Textauszug >>
Susanne Kreutzer, Jette Lange et al. (Hrsg.): Lehrbuch Geschichte der Pflege
Rezensiert von Michael Mayer, 16.06.2025

Susanne Kreutzer, Jette Lange, Karen Nolte, Pierre Pfütsch, Sünje Prühlen (Hrsg.): Lehrbuch Geschichte der Pflege. Für Studium und Ausbildung. Springer (Berlin) 2025. 262 Seiten. ISBN 978-3-662-69825-9. D: 42,05 EUR, A: 46,25 EUR, CH: 50,00 sFr.
Thema
Anhand der Pflegegeschichte lassen sich viele der gegenwärtigen Strukturen, Probleme und Entwicklungsaufgaben der pflegerischen Versorgung in Deutschland besser verstehen. Aktuelle Konflikte, Begrenzungen und Selbstverständnisse der beruflichen Pflege können so in historische Prozesse eingeordnet werden. Die Auseinandersetzung mit der eigenen Berufsgeschichte ist daher ein wichtiger Bestandteil von Ausbildungen und Studiengängen und für alle empfehlenswert, die sich mit der beruflichen Identität der Pflegeberufe auseinandersetzen möchten.
Herausgeber:in
Die Herausgeberinnen und Herausgeber sind Pflegewissenschaftlerinnen und Historiker:innen. Susanne Kreutzer ist Professorin für Ethik, Wissenschaftstheorie und Geschichte der Pflege an der Fachhochschule Münster. Jette Lange ist Senior Lecturer am Institut für Pflegewissenschaft der IMC Fachhochschule Krems. Karen Nolte leitet das Institut für Geschichte und Ethik der Medizin der Universität Heidelberg. Pierre Pfütsch ist wissenschaftlicher Mitarbeiter am Institut für Geschichte der Medizin des Bosch Health Campus. Sünje Prühlen ist Lehrerin an einer Berufsfachschule für Pflege und promovierte Historikerin. Damit vereint das Team der Herausgeber:innen pflegewissenschaftliche Expertise mit einer Expertise in der medizin-historischen Forschung.

Aufgaben >>
A. Geben Sie die Passage der Rezension beginnend mit "Susanne Kreutzer, Jette Lange, Karen" bis einschließlich "CH: 50,00 sFr." wieder und tauschen Sie dabei "Studium" gegen "Weiterbildung" aus.
B. Setzen Sie die Rezension zum Lehrbuch über die Geschichte der Pflege im Anschluss an ihren letzten Satz fort.

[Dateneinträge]
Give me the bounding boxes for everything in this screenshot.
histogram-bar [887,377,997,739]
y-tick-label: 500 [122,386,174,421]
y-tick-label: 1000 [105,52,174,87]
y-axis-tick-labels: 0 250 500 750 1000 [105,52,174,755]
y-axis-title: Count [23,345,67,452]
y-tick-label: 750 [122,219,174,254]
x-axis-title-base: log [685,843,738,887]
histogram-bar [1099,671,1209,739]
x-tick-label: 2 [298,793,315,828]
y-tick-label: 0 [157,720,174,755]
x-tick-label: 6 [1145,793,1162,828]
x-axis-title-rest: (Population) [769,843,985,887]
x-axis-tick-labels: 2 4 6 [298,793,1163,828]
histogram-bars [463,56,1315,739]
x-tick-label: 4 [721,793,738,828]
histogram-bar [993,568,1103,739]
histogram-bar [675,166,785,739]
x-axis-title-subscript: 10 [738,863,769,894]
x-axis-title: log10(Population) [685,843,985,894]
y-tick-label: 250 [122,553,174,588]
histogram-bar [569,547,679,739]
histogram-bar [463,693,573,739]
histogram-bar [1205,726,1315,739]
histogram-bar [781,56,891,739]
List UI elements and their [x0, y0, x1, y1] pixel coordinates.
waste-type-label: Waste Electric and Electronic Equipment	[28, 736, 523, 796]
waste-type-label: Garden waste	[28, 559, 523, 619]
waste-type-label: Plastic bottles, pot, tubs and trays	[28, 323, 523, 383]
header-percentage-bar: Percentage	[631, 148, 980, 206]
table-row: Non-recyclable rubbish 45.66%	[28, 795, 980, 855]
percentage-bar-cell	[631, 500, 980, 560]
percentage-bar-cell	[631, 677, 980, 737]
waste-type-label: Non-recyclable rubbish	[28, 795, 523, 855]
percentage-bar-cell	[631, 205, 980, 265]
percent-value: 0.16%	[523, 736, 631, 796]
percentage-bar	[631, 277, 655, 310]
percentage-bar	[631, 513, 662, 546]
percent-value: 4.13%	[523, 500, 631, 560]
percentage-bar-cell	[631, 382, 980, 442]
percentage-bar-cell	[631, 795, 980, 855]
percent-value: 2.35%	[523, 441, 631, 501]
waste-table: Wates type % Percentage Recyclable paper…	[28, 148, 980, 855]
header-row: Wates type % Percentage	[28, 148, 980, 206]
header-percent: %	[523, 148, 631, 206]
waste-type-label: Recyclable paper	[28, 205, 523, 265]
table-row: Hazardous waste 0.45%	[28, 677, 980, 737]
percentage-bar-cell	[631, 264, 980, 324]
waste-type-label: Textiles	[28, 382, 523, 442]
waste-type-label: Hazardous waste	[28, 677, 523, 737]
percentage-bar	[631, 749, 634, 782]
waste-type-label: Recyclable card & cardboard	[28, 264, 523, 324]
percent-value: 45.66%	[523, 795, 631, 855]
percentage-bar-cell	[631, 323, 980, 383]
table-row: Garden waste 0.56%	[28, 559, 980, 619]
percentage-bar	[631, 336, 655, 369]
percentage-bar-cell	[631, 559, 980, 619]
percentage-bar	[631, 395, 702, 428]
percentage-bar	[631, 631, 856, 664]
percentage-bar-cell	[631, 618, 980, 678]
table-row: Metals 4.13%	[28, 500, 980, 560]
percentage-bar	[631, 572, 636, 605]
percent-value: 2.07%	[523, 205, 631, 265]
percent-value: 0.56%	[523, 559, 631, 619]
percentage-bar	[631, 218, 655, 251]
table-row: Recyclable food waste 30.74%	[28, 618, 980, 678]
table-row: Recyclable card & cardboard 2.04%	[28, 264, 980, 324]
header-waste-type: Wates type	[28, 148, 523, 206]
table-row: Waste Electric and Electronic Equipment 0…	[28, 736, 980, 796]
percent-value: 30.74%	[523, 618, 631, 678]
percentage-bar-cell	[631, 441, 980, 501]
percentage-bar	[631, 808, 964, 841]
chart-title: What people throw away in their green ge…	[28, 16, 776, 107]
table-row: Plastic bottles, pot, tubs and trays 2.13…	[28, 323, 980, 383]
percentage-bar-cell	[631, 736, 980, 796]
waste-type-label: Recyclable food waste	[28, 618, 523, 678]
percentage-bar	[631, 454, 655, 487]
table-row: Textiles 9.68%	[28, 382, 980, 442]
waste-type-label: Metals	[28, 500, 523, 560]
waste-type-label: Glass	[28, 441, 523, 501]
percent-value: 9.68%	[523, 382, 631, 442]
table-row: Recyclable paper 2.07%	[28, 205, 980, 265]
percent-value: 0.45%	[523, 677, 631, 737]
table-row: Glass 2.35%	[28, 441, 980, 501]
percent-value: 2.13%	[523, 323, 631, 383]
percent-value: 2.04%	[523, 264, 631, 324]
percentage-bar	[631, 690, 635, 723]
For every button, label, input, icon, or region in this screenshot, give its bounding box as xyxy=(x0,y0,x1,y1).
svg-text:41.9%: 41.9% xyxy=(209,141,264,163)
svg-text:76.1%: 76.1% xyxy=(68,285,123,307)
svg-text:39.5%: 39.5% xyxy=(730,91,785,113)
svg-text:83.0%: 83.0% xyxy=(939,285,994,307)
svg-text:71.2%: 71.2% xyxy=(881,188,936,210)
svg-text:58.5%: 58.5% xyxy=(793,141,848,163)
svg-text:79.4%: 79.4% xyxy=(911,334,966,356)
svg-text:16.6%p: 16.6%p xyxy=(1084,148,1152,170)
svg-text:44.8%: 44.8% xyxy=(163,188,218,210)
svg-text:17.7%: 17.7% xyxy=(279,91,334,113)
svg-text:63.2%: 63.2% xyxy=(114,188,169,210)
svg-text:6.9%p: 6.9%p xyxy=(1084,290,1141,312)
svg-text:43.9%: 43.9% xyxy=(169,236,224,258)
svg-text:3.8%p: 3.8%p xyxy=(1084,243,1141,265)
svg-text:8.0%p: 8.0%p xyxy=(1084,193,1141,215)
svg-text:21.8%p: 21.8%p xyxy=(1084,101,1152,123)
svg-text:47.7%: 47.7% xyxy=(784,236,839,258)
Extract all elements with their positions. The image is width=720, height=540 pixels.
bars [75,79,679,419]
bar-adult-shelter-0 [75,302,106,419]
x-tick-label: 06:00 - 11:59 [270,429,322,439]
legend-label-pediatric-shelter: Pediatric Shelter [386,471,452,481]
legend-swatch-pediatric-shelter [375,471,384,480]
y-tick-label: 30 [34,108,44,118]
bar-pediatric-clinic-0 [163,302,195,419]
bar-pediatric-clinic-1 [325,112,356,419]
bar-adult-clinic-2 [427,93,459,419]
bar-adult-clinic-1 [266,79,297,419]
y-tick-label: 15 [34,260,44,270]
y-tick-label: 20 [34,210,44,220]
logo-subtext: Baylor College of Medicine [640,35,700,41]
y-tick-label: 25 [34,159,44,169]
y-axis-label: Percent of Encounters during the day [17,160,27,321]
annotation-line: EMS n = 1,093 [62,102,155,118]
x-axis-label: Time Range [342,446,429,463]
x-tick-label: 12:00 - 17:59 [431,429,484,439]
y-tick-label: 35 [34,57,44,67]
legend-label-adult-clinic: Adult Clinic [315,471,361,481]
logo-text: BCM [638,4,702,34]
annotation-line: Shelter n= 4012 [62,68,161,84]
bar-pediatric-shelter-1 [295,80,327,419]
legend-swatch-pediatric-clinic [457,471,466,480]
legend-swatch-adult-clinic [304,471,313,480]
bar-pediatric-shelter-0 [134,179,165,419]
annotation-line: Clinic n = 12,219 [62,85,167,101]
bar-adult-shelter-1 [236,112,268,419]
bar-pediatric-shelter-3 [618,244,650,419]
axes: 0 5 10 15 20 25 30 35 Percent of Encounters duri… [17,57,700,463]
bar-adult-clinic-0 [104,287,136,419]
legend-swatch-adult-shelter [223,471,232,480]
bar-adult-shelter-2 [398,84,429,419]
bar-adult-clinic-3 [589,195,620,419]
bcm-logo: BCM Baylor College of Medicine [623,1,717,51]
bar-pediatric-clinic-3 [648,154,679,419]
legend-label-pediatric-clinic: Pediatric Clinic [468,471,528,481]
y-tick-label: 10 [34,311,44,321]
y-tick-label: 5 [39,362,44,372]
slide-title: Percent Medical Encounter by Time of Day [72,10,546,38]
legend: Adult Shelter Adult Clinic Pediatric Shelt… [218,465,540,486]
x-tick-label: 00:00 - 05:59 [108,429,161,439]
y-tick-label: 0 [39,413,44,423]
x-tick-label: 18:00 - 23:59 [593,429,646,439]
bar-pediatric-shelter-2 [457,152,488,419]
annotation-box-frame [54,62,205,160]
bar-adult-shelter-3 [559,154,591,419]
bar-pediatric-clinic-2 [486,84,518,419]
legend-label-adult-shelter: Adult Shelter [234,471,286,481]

Ergebnisse >>
A.
Susanne Kreutzer, Jette Lange, Karen Nolte, Pierre Pfütsch, Sünje Prühlen (Hrsg.): Lehrbuch Geschichte der Pflege. Für Weiterbildung und Ausbildung. Springer (Berlin) 2025. 262 Seiten. ISBN 978-3-662-69825-9. D: 42,05 EUR, A: 46,25 EUR, CH: 50,00 sFr.

B.
Entstehungshintergrund
Das Buch wurde als Lehrbuch für die schulische oder hochschulische Ausbildung zur Pflegefachperson konzipiert. Es enthält daher auch eine differenzierte Matrix, in der die einzelnen Kapitel den curricularen Einheiten des Rahmenlehrplans für die Pflegeausbildung zugeordnet sind. Die Herausgebenden nennen Lehrende an Berufsfachschulen für Pflegeberufe, Lehrende an Hochschulen, Studierende und andere an der Pflegegeschichte Interessierte als Zielgruppe ihres Buches.
Aufbau und Inhalt
Das Lehrbuch ist in vier Teile gegliedert. In der Einführung stellen die Herausgebenden in zwei Kapiteln das grundlegende Konzept des Buches sowie dessen Verbindung zum deutschen Rahmenlehrplan für die Pflegeausbildung vor. Darüber hinaus erläutern sie den Sinn von Pflegegeschichte und die Arbeit mit historischen Quellen.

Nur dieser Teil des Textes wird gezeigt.